### INSTRUCTIONS TO FOLLOW
Copy each line below in which the string "this" occurs.

[start SUPPLIED MATERIAL]

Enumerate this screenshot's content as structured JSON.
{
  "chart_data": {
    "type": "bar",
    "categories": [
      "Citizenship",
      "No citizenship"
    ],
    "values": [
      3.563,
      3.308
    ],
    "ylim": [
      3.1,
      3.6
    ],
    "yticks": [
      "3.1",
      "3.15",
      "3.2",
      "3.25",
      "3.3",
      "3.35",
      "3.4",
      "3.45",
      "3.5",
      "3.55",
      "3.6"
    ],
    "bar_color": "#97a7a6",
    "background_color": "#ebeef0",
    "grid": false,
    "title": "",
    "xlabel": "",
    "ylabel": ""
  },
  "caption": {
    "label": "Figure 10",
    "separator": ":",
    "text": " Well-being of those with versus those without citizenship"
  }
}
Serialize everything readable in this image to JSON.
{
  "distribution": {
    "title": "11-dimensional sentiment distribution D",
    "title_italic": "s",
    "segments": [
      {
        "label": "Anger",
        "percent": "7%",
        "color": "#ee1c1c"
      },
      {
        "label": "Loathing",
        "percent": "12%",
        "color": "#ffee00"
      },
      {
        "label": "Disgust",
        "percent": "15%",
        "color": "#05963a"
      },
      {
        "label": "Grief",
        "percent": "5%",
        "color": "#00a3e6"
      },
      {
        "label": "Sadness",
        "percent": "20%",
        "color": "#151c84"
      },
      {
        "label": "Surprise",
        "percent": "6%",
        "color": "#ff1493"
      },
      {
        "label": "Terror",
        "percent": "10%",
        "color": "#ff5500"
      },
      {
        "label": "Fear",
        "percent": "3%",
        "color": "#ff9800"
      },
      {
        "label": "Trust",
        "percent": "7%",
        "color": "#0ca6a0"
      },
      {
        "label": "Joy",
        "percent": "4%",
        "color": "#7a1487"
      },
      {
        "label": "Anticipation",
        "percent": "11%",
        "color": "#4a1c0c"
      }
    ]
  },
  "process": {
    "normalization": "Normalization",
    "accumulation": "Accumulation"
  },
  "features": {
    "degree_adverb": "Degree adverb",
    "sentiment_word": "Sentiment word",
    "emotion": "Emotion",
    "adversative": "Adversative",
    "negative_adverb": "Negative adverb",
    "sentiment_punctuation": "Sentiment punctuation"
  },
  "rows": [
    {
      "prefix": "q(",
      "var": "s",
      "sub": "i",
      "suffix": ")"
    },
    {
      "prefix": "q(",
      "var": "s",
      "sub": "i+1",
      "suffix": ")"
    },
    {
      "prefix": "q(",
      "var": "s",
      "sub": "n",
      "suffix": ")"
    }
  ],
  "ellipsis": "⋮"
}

[end SUPPLIED MATERIAL]

### TASK RESULT
Enumerate this screenshot's content as structured JSON.
Serialize everything readable in this image to JSON.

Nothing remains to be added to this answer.